GIVEN PROBLEM>
Copy every line of the listing exactly.
══ TASK MATERIAL
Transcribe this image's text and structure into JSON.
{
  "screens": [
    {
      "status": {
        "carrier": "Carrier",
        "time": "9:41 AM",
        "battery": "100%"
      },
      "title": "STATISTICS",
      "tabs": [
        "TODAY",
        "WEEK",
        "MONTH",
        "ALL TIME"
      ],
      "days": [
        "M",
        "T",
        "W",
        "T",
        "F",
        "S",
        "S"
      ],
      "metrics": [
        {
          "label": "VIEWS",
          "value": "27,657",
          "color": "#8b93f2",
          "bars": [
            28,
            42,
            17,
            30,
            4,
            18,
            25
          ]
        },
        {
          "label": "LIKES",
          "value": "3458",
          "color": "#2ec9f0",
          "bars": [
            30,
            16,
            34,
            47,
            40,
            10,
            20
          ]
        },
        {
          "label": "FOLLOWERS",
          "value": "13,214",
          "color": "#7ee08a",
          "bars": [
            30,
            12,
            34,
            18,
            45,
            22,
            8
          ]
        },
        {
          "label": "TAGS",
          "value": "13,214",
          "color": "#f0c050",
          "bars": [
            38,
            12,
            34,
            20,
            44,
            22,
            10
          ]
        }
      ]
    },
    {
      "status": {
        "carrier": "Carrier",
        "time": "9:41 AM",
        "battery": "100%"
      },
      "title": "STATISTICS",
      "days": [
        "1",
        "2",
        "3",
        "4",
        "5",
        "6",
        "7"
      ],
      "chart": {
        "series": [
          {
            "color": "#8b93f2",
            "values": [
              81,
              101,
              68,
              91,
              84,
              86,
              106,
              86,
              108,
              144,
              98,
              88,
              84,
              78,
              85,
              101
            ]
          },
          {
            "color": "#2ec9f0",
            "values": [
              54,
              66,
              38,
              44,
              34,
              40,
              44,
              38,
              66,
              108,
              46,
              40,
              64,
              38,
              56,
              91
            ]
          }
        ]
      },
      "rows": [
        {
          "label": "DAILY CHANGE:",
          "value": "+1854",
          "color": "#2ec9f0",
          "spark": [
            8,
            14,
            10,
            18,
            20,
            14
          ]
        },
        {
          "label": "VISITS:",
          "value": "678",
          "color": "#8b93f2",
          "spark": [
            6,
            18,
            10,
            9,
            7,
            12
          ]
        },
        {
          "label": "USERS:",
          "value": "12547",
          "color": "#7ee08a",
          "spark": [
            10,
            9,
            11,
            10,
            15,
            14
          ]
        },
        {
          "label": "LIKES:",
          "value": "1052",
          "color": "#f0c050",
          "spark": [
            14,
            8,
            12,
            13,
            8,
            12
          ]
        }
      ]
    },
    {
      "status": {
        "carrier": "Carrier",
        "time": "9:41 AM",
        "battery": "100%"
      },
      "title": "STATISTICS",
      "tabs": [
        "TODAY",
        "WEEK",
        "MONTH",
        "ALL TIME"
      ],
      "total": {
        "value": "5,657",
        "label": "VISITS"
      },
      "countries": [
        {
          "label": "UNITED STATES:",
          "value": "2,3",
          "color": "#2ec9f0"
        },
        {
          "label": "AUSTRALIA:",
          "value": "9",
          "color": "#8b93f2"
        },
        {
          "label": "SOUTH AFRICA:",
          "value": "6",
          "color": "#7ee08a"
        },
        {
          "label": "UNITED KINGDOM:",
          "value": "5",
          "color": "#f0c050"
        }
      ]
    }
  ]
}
════
WORKED SOLUTION>
Transcribe this image's text and structure into JSON.
{
  "screens": [
    {
      "status": {
        "carrier": "Carrier",
        "time": "9:41 AM",
        "battery": "100%"
      },
      "title": "STATISTICS",
      "tabs": [
        "TODAY",
        "WEEK",
        "MONTH",
        "ALL TIME"
      ],
      "days": [
        "M",
        "T",
        "W",
        "T",
        "F",
        "S",
        "S"
      ],
      "metrics": [
        {
          "label": "VIEWS",
          "value": "27,657",
          "color": "#8b93f2",
          "bars": [
            28,
            42,
            17,
            30,
            4,
            18,
            25
          ]
        },
        {
          "label": "LIKES",
          "value": "3458",
          "color": "#2ec9f0",
          "bars": [
            30,
            16,
            34,
            47,
            40,
            10,
            20
          ]
        },
        {
          "label": "FOLLOWERS",
          "value": "13,214",
          "color": "#7ee08a",
          "bars": [
            30,
            12,
            34,
            18,
            45,
            22,
            8
          ]
        },
        {
          "label": "TAGS",
          "value": "13,214",
          "color": "#f0c050",
          "bars": [
            38,
            12,
            34,
            20,
            44,
            22,
            10
          ]
        }
      ]
    },
    {
      "status": {
        "carrier": "Carrier",
        "time": "9:41 AM",
        "battery": "100%"
      },
      "title": "STATISTICS",
      "days": [
        "1",
        "2",
        "3",
        "4",
        "5",
        "6",
        "7"
      ],
      "chart": {
        "series": [
          {
            "color": "#8b93f2",
            "values": [
              81,
              101,
              68,
              91,
              84,
              86,
              106,
              86,
              108,
              144,
              98,
              88,
              84,
              78,
              85,
              101
            ]
          },
          {
            "color": "#2ec9f0",
            "values": [
              54,
              66,
              38,
              44,
              34,
              40,
              44,
              38,
              66,
              108,
              46,
              40,
              64,
              38,
              56,
              91
            ]
          }
        ]
      },
      "rows": [
        {
          "label": "DAILY CHANGE:",
          "value": "+1854",
          "color": "#2ec9f0",
          "spark": [
            8,
            14,
            10,
            18,
            20,
            14
          ]
        },
        {
          "label": "VISITS:",
          "value": "678",
          "color": "#8b93f2",
          "spark": [
            6,
            18,
            10,
            9,
            7,
            12
          ]
        },
        {
          "label": "USERS:",
          "value": "12547",
          "color": "#7ee08a",
          "spark": [
            10,
            9,
            11,
            10,
            15,
            14
          ]
        },
        {
          "label": "LIKES:",
          "value": "1052",
          "color": "#f0c050",
          "spark": [
            14,
            8,
            12,
            13,
            8,
            12
          ]
        }
      ]
    },
    {
      "status": {
        "carrier": "Carrier",
        "time": "9:41 AM",
        "battery": "100%"
      },
      "title": "STATISTICS",
      "tabs": [
        "TODAY",
        "WEEK",
        "MONTH",
        "ALL TIME"
      ],
      "total": {
        "value": "5,657",
        "label": "VISITS"
      },
      "countries": [
        {
          "label": "UNITED STATES:",
          "value": "2,3",
          "color": "#2ec9f0"
        },
        {
          "label": "AUSTRALIA:",
          "value": "9",
          "color": "#8b93f2"
        },
        {
          "label": "SOUTH AFRICA:",
          "value": "6",
          "color": "#7ee08a"
        },
        {
          "label": "UNITED KINGDOM:",
          "value": "5",
          "color": "#f0c050"
        }
      ]
    }
  ]
}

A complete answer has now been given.